--- START ---
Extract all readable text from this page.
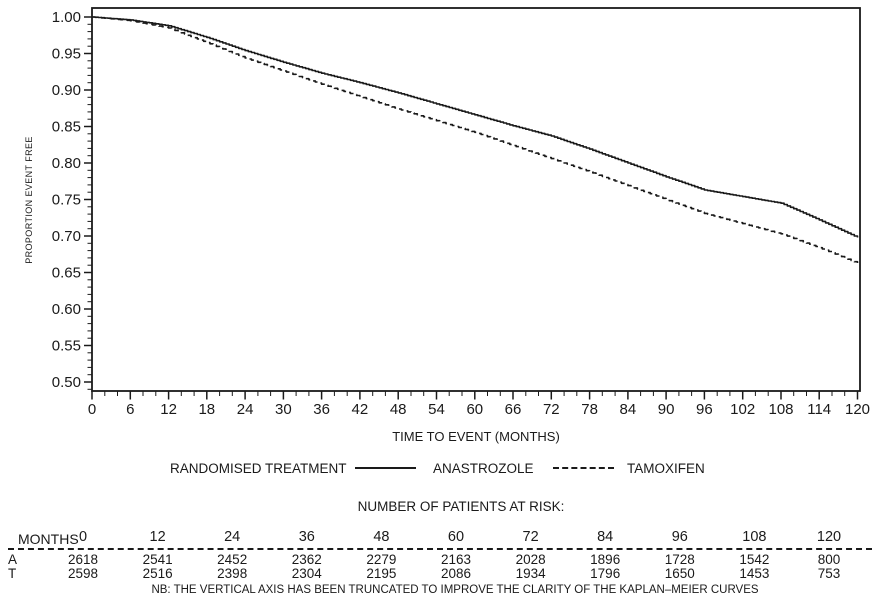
0.50
0.55
0.60
0.65
0.70
0.75
0.80
0.85
0.90
0.95
1.00
0 6 12 18 24 30 36 42 48 54 60 66 72 78 84 90 96 102 108 114 120
PROPORTION EVENT FREE
TIME TO EVENT (MONTHS)
RANDOMISED TREATMENT	ANASTROZOLE	TAMOXIFEN
NUMBER OF PATIENTS AT RISK:
MONTHS 0	12	24	36	48	60	72	84	96	108	120
A	2618	2541	2452	2362	2279	2163	2028	1896	1728	1542	800
T	2598	2516	2398	2304	2195	2086	1934	1796	1650	1453	753
NB: THE VERTICAL AXIS HAS BEEN TRUNCATED TO IMPROVE THE CLARITY OF THE KAPLAN–MEIER CURVES
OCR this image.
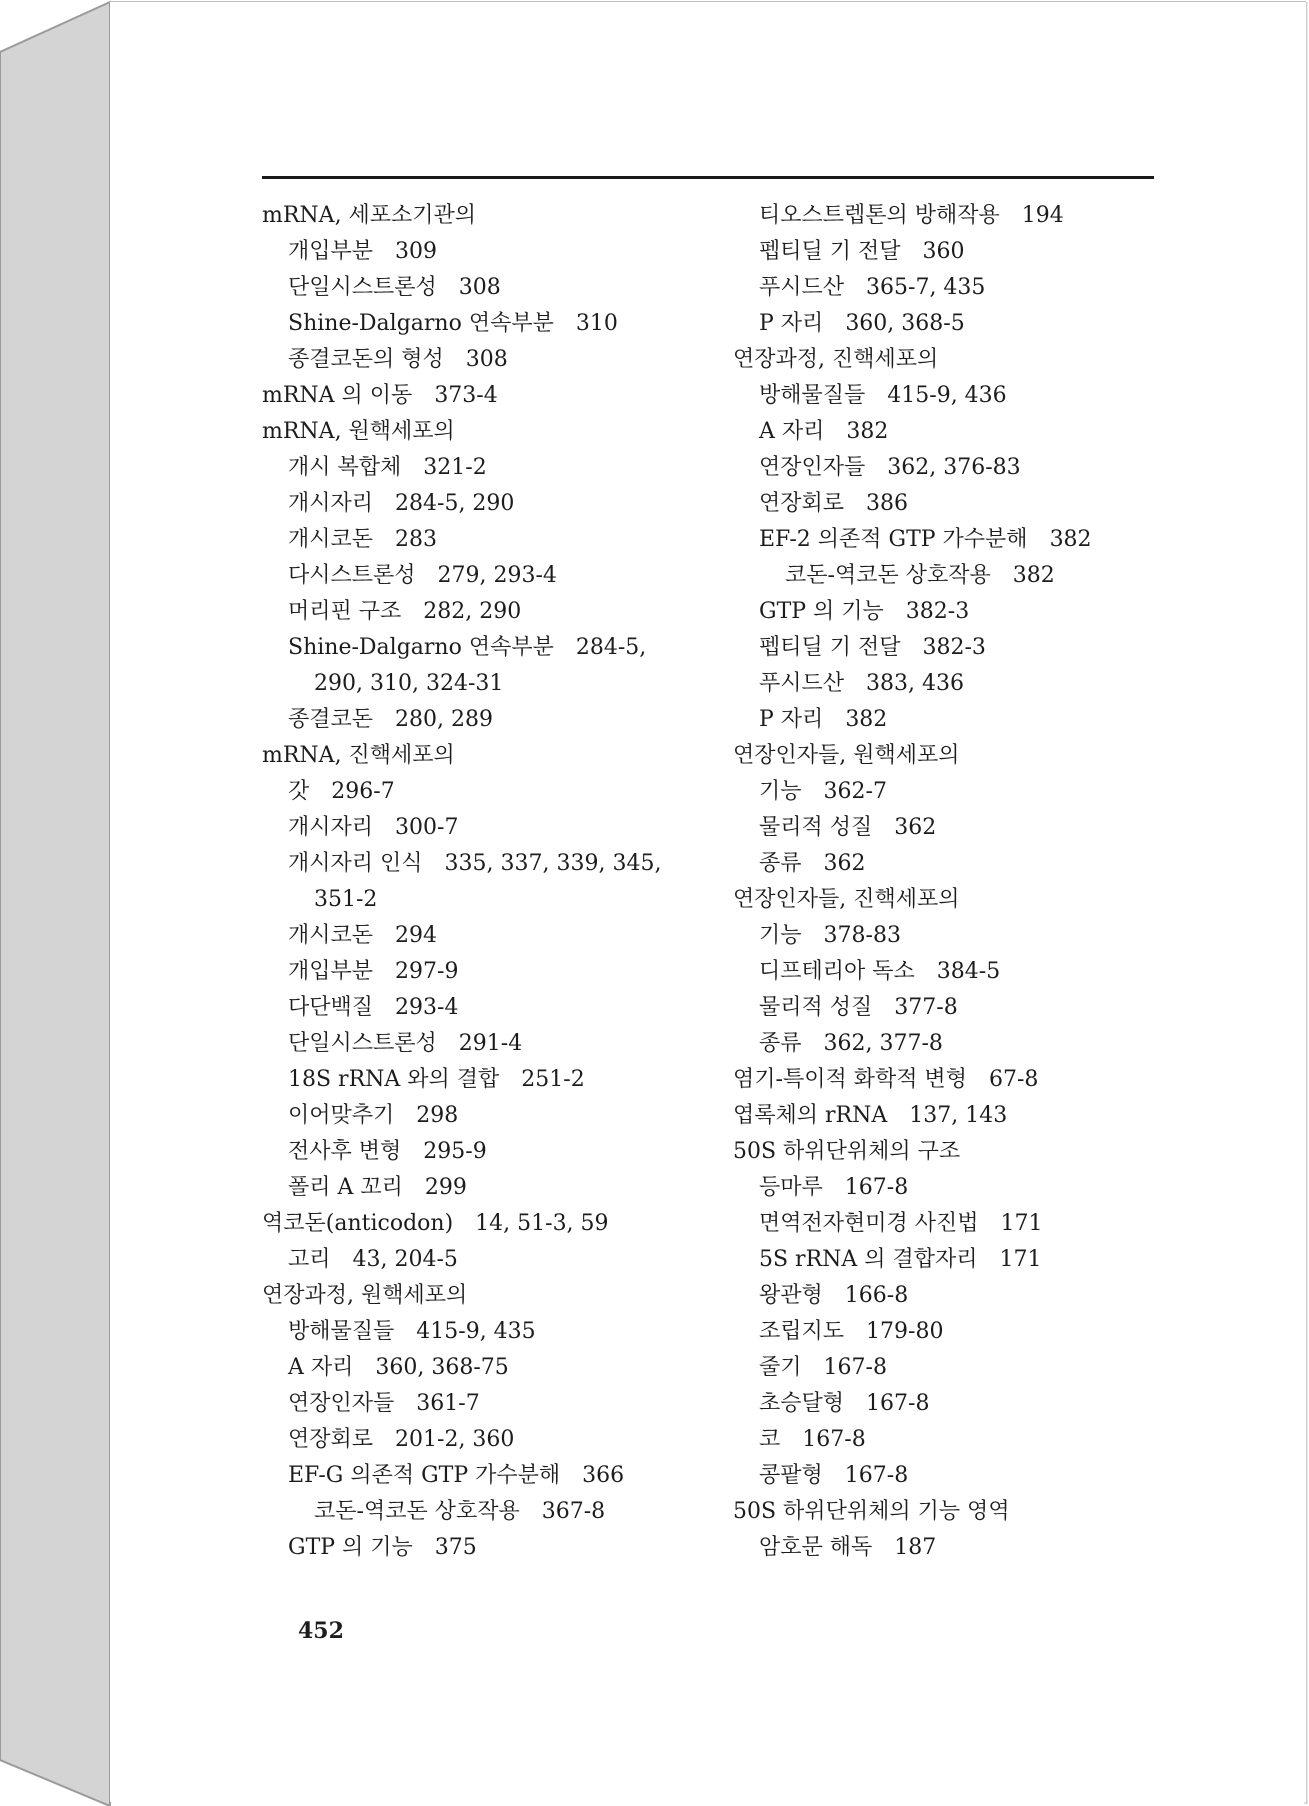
mRNA, 세포소기관의
개입부분 309
단일시스트론성 308
Shine-Dalgarno 연속부분 310
종결코돈의 형성 308
mRNA 의 이동 373-4
mRNA, 원핵세포의
개시 복합체 321-2
개시자리 284-5, 290
개시코돈 283
다시스트론성 279, 293-4
머리핀 구조 282, 290
Shine-Dalgarno 연속부분 284-5,
290, 310, 324-31
종결코돈 280, 289
mRNA, 진핵세포의
갓 296-7
개시자리 300-7
개시자리 인식 335, 337, 339, 345,
351-2
개시코돈 294
개입부분 297-9
다단백질 293-4
단일시스트론성 291-4
18S rRNA 와의 결합 251-2
이어맞추기 298
전사후 변형 295-9
폴리 A 꼬리 299
역코돈(anticodon) 14, 51-3, 59
고리 43, 204-5
연장과정, 원핵세포의
방해물질들 415-9, 435
A 자리 360, 368-75
연장인자들 361-7
연장회로 201-2, 360
EF-G 의존적 GTP 가수분해 366
코돈-역코돈 상호작용 367-8
GTP 의 기능 375
티오스트렙톤의 방해작용 194
펩티딜 기 전달 360
푸시드산 365-7, 435
P 자리 360, 368-5
연장과정, 진핵세포의
방해물질들 415-9, 436
A 자리 382
연장인자들 362, 376-83
연장회로 386
EF-2 의존적 GTP 가수분해 382
코돈-역코돈 상호작용 382
GTP 의 기능 382-3
펩티딜 기 전달 382-3
푸시드산 383, 436
P 자리 382
연장인자들, 원핵세포의
기능 362-7
물리적 성질 362
종류 362
연장인자들, 진핵세포의
기능 378-83
디프테리아 독소 384-5
물리적 성질 377-8
종류 362, 377-8
염기-특이적 화학적 변형 67-8
엽록체의 rRNA 137, 143
50S 하위단위체의 구조
등마루 167-8
면역전자현미경 사진법 171
5S rRNA 의 결합자리 171
왕관형 166-8
조립지도 179-80
줄기 167-8
초승달형 167-8
코 167-8
콩팥형 167-8
50S 하위단위체의 기능 영역
암호문 해독 187
452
--- END ---
§ **Problem to work on**
An exact restatement of the lines from the one holding "OCR this image." through the end of the entries, both ends included, is the whole answer. Pictures stay out.

§ **Reply to the exercise**
OCR this image.
mRNA, 세포소기관의
개입부분 309
단일시스트론성 308
Shine-Dalgarno 연속부분 310
종결코돈의 형성 308
mRNA 의 이동 373-4
mRNA, 원핵세포의
개시 복합체 321-2
개시자리 284-5, 290
개시코돈 283
다시스트론성 279, 293-4
머리핀 구조 282, 290
Shine-Dalgarno 연속부분 284-5,
290, 310, 324-31
종결코돈 280, 289
mRNA, 진핵세포의
갓 296-7
개시자리 300-7
개시자리 인식 335, 337, 339, 345,
351-2
개시코돈 294
개입부분 297-9
다단백질 293-4
단일시스트론성 291-4
18S rRNA 와의 결합 251-2
이어맞추기 298
전사후 변형 295-9
폴리 A 꼬리 299
역코돈(anticodon) 14, 51-3, 59
고리 43, 204-5
연장과정, 원핵세포의
방해물질들 415-9, 435
A 자리 360, 368-75
연장인자들 361-7
연장회로 201-2, 360
EF-G 의존적 GTP 가수분해 366
코돈-역코돈 상호작용 367-8
GTP 의 기능 375
티오스트렙톤의 방해작용 194
펩티딜 기 전달 360
푸시드산 365-7, 435
P 자리 360, 368-5
연장과정, 진핵세포의
방해물질들 415-9, 436
A 자리 382
연장인자들 362, 376-83
연장회로 386
EF-2 의존적 GTP 가수분해 382
코돈-역코돈 상호작용 382
GTP 의 기능 382-3
펩티딜 기 전달 382-3
푸시드산 383, 436
P 자리 382
연장인자들, 원핵세포의
기능 362-7
물리적 성질 362
종류 362
연장인자들, 진핵세포의
기능 378-83
디프테리아 독소 384-5
물리적 성질 377-8
종류 362, 377-8
염기-특이적 화학적 변형 67-8
엽록체의 rRNA 137, 143
50S 하위단위체의 구조
등마루 167-8
면역전자현미경 사진법 171
5S rRNA 의 결합자리 171
왕관형 166-8
조립지도 179-80
줄기 167-8
초승달형 167-8
코 167-8
콩팥형 167-8
50S 하위단위체의 기능 영역
암호문 해독 187
452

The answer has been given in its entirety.